• _Problem details_
Retype all the entries word for word, but omit the pictures.
Dataset rows start
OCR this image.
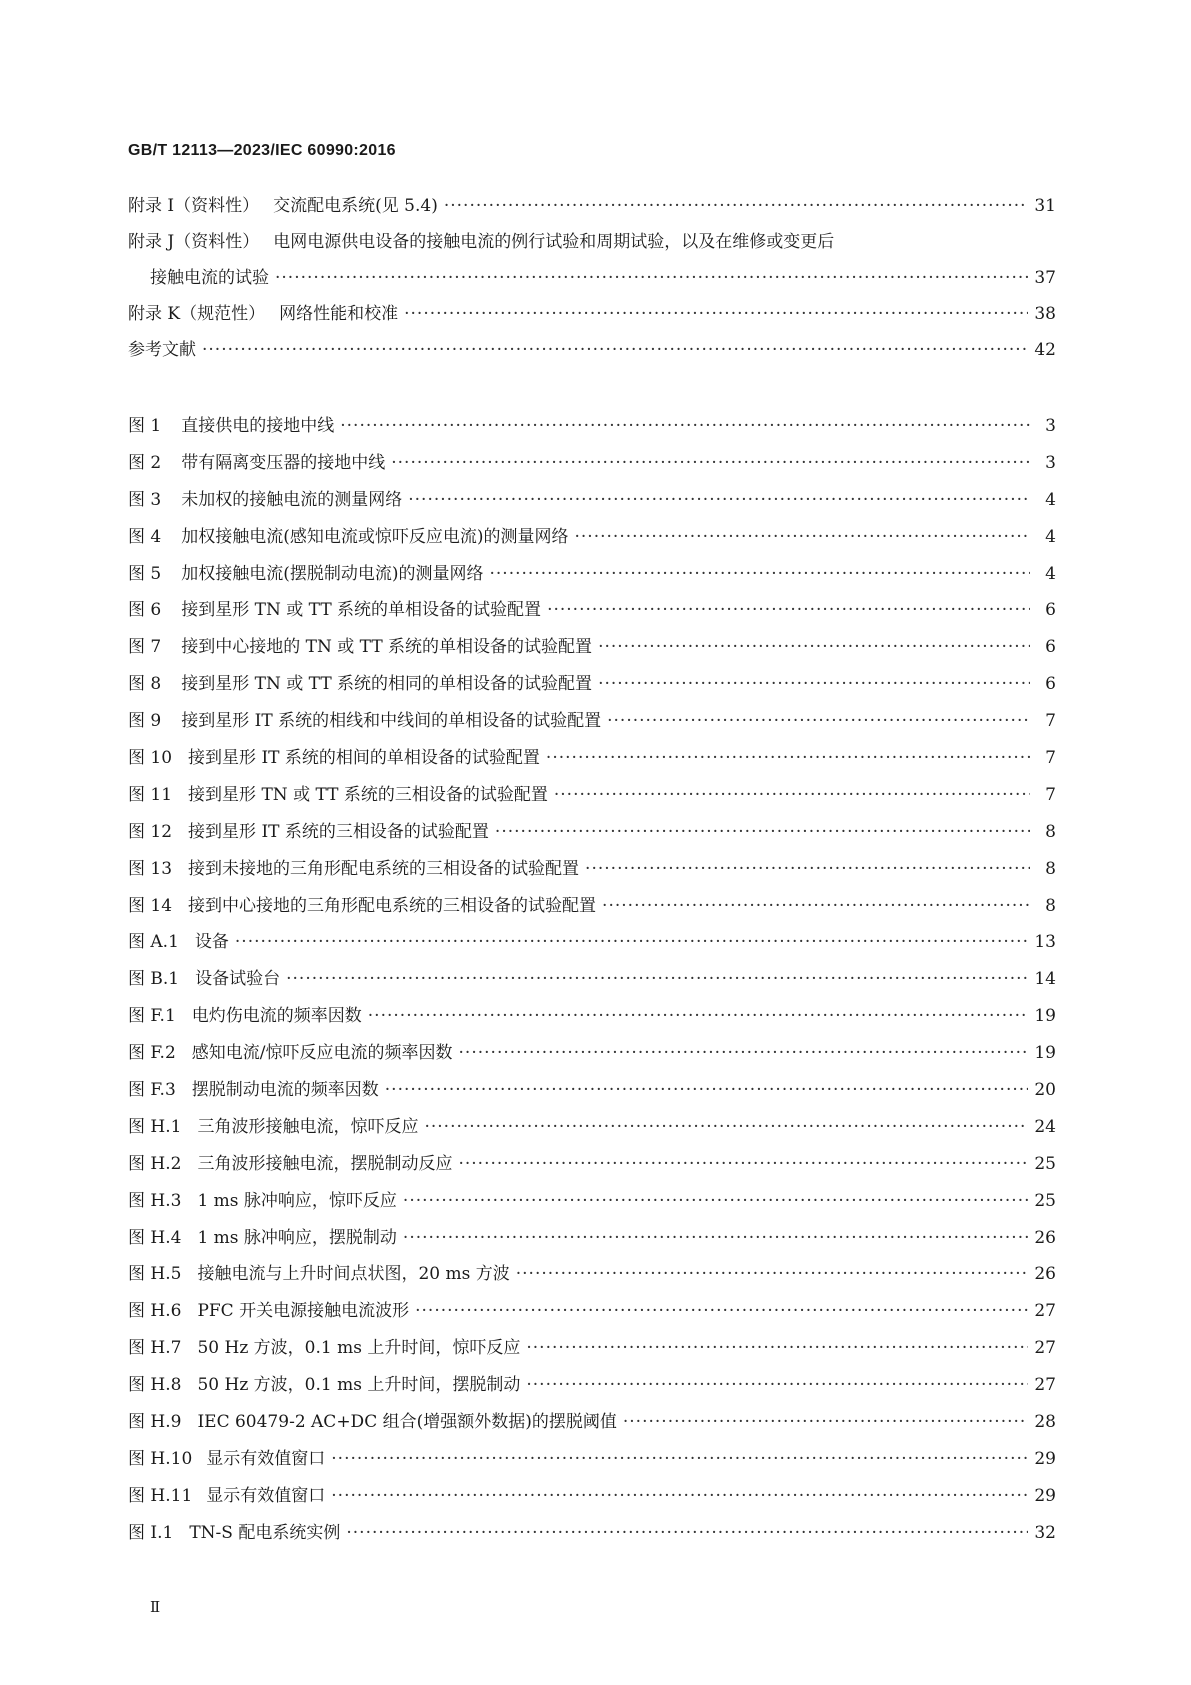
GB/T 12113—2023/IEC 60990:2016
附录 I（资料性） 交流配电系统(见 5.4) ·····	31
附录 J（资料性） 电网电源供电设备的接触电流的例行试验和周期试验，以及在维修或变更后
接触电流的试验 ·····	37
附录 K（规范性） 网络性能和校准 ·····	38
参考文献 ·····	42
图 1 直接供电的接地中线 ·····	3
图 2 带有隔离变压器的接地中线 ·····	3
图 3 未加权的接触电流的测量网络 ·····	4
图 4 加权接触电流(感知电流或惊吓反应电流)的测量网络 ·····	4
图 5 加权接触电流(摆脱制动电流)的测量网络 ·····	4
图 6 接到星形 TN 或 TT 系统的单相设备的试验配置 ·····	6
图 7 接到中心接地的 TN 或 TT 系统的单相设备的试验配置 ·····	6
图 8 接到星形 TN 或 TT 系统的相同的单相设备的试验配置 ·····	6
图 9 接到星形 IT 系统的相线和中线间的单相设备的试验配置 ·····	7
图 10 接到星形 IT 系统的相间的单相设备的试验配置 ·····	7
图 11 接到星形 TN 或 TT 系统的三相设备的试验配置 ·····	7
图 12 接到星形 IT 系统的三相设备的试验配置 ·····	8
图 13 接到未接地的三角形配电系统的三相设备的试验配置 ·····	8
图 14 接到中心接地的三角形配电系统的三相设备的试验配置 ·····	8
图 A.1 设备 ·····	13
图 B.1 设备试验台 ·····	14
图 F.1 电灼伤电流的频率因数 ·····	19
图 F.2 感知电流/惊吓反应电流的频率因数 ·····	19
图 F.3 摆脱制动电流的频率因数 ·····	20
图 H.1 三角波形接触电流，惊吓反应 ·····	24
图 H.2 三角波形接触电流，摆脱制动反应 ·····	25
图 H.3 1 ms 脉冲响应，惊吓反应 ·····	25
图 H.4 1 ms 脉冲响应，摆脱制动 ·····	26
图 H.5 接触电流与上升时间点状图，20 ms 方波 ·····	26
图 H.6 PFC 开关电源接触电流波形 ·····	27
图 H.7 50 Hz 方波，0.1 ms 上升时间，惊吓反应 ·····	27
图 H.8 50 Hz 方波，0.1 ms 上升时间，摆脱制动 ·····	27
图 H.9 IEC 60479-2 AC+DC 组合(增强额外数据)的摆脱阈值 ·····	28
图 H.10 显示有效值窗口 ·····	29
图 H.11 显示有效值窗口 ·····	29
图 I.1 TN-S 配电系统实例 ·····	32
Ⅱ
Dataset rows end
• _Response for this exercise_
OCR this image.
GB/T 12113—2023/IEC 60990:2016
附录 I（资料性） 交流配电系统(见 5.4) ·····	31
附录 J（资料性） 电网电源供电设备的接触电流的例行试验和周期试验，以及在维修或变更后
接触电流的试验 ·····	37
附录 K（规范性） 网络性能和校准 ·····	38
参考文献 ·····	42
图 1 直接供电的接地中线 ·····	3
图 2 带有隔离变压器的接地中线 ·····	3
图 3 未加权的接触电流的测量网络 ·····	4
图 4 加权接触电流(感知电流或惊吓反应电流)的测量网络 ·····	4
图 5 加权接触电流(摆脱制动电流)的测量网络 ·····	4
图 6 接到星形 TN 或 TT 系统的单相设备的试验配置 ·····	6
图 7 接到中心接地的 TN 或 TT 系统的单相设备的试验配置 ·····	6
图 8 接到星形 TN 或 TT 系统的相同的单相设备的试验配置 ·····	6
图 9 接到星形 IT 系统的相线和中线间的单相设备的试验配置 ·····	7
图 10 接到星形 IT 系统的相间的单相设备的试验配置 ·····	7
图 11 接到星形 TN 或 TT 系统的三相设备的试验配置 ·····	7
图 12 接到星形 IT 系统的三相设备的试验配置 ·····	8
图 13 接到未接地的三角形配电系统的三相设备的试验配置 ·····	8
图 14 接到中心接地的三角形配电系统的三相设备的试验配置 ·····	8
图 A.1 设备 ·····	13
图 B.1 设备试验台 ·····	14
图 F.1 电灼伤电流的频率因数 ·····	19
图 F.2 感知电流/惊吓反应电流的频率因数 ·····	19
图 F.3 摆脱制动电流的频率因数 ·····	20
图 H.1 三角波形接触电流，惊吓反应 ·····	24
图 H.2 三角波形接触电流，摆脱制动反应 ·····	25
图 H.3 1 ms 脉冲响应，惊吓反应 ·····	25
图 H.4 1 ms 脉冲响应，摆脱制动 ·····	26
图 H.5 接触电流与上升时间点状图，20 ms 方波 ·····	26
图 H.6 PFC 开关电源接触电流波形 ·····	27
图 H.7 50 Hz 方波，0.1 ms 上升时间，惊吓反应 ·····	27
图 H.8 50 Hz 方波，0.1 ms 上升时间，摆脱制动 ·····	27
图 H.9 IEC 60479-2 AC+DC 组合(增强额外数据)的摆脱阈值 ·····	28
图 H.10 显示有效值窗口 ·····	29
图 H.11 显示有效值窗口 ·····	29
图 I.1 TN-S 配电系统实例 ·····	32
Ⅱ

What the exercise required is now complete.